# Problem
State only how many lines contain the string "display".
**** Extracted entries ****
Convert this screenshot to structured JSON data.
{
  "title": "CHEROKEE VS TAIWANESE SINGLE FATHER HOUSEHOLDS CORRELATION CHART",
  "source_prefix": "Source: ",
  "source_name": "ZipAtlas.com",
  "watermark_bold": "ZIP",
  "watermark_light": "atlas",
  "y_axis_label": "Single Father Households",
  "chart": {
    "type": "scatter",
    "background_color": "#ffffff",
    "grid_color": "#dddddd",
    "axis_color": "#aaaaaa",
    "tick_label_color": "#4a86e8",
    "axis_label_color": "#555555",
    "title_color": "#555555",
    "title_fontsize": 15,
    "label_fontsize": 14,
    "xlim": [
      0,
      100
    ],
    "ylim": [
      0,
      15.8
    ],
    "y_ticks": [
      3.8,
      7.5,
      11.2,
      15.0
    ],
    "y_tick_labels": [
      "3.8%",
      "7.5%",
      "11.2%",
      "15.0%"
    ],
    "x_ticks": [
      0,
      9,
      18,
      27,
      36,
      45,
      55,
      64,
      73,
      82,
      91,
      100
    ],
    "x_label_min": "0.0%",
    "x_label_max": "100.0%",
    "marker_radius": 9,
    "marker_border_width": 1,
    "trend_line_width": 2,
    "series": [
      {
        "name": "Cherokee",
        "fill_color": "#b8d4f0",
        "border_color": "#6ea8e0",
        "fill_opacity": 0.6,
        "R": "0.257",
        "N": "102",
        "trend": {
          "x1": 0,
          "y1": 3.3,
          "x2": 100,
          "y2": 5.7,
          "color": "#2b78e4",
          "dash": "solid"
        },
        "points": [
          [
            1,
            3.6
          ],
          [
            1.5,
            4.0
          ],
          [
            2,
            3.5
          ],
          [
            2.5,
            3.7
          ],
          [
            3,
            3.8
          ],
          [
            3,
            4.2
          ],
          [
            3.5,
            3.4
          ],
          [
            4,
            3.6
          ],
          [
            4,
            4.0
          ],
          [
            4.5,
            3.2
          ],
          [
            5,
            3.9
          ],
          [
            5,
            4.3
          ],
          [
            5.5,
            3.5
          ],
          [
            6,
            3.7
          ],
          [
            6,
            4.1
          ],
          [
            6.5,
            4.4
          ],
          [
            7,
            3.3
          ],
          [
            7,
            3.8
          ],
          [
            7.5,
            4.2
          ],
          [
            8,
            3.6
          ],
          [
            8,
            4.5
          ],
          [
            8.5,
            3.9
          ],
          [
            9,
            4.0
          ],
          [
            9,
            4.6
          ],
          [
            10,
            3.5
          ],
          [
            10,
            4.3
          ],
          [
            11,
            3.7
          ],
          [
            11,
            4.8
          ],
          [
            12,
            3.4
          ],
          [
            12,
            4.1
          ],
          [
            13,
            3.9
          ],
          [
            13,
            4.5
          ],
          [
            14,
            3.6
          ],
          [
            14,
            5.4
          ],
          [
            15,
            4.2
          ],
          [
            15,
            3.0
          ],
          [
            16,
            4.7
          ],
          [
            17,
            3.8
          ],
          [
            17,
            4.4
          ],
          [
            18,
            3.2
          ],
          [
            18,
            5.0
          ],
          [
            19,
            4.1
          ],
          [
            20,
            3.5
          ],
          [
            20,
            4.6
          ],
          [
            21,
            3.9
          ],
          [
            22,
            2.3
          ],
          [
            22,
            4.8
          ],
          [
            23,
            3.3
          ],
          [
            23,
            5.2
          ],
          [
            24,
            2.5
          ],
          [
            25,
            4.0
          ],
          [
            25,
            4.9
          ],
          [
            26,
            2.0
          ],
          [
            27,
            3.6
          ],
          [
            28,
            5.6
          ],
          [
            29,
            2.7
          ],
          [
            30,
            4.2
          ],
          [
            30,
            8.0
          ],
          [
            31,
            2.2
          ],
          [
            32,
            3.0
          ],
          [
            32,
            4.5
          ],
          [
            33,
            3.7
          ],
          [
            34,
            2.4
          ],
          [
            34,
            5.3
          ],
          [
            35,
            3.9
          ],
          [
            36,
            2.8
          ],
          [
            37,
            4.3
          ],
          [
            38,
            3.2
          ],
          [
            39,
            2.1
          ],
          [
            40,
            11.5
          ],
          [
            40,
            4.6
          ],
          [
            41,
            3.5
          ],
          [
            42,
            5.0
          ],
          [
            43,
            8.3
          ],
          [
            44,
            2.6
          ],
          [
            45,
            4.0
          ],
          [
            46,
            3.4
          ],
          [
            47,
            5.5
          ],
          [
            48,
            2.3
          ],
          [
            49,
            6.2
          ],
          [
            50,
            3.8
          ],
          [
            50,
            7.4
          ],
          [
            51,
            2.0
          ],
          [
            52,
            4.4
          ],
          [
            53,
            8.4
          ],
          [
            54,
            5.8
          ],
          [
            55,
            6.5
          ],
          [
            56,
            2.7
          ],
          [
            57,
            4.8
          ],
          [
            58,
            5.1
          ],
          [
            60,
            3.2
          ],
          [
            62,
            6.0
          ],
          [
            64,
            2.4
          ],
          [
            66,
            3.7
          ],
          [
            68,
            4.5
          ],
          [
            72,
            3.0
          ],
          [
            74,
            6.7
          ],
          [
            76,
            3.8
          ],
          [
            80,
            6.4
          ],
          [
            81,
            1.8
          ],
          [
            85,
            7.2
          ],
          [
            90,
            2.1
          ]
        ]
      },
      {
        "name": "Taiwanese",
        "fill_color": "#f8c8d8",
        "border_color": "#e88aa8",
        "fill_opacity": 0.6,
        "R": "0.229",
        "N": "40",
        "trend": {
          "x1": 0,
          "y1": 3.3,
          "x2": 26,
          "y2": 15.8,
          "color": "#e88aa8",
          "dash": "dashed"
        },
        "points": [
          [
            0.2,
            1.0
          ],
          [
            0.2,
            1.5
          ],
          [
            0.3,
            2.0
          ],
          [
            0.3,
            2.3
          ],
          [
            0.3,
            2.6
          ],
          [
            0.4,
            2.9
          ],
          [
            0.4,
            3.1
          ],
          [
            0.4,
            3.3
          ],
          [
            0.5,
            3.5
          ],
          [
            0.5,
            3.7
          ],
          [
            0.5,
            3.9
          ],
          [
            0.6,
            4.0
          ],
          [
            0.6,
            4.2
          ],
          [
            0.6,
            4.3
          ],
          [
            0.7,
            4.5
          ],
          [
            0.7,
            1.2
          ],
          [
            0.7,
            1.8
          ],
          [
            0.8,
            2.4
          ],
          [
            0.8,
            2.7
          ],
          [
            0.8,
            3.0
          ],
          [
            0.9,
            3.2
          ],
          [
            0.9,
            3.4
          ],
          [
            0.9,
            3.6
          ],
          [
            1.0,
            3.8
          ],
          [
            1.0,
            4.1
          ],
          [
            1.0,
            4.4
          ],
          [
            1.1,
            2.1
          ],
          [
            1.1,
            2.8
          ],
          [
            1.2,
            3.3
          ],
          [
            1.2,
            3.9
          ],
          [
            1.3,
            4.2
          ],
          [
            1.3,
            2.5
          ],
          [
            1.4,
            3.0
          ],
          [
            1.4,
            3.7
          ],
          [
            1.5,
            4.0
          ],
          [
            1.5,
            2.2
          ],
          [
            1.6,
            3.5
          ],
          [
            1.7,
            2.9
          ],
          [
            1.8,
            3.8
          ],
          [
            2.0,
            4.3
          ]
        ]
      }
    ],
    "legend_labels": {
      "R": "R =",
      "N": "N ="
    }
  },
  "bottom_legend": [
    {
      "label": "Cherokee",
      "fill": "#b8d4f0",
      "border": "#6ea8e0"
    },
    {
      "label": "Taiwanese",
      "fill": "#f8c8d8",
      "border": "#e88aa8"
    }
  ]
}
****
**** Extracted entries ****
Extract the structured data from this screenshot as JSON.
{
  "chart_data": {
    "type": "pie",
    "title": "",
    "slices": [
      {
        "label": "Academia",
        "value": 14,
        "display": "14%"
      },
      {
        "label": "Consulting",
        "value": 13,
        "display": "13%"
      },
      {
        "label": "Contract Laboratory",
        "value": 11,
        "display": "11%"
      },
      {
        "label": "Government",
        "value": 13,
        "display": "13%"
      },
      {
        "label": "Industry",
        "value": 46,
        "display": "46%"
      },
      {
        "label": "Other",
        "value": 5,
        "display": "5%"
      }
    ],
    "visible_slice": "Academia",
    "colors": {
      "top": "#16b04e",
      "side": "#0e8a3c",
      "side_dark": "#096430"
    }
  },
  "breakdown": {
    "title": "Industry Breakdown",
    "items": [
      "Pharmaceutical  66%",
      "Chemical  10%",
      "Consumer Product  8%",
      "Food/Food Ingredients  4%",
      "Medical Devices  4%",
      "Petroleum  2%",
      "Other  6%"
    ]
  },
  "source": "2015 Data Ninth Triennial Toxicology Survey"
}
****
# Task response
6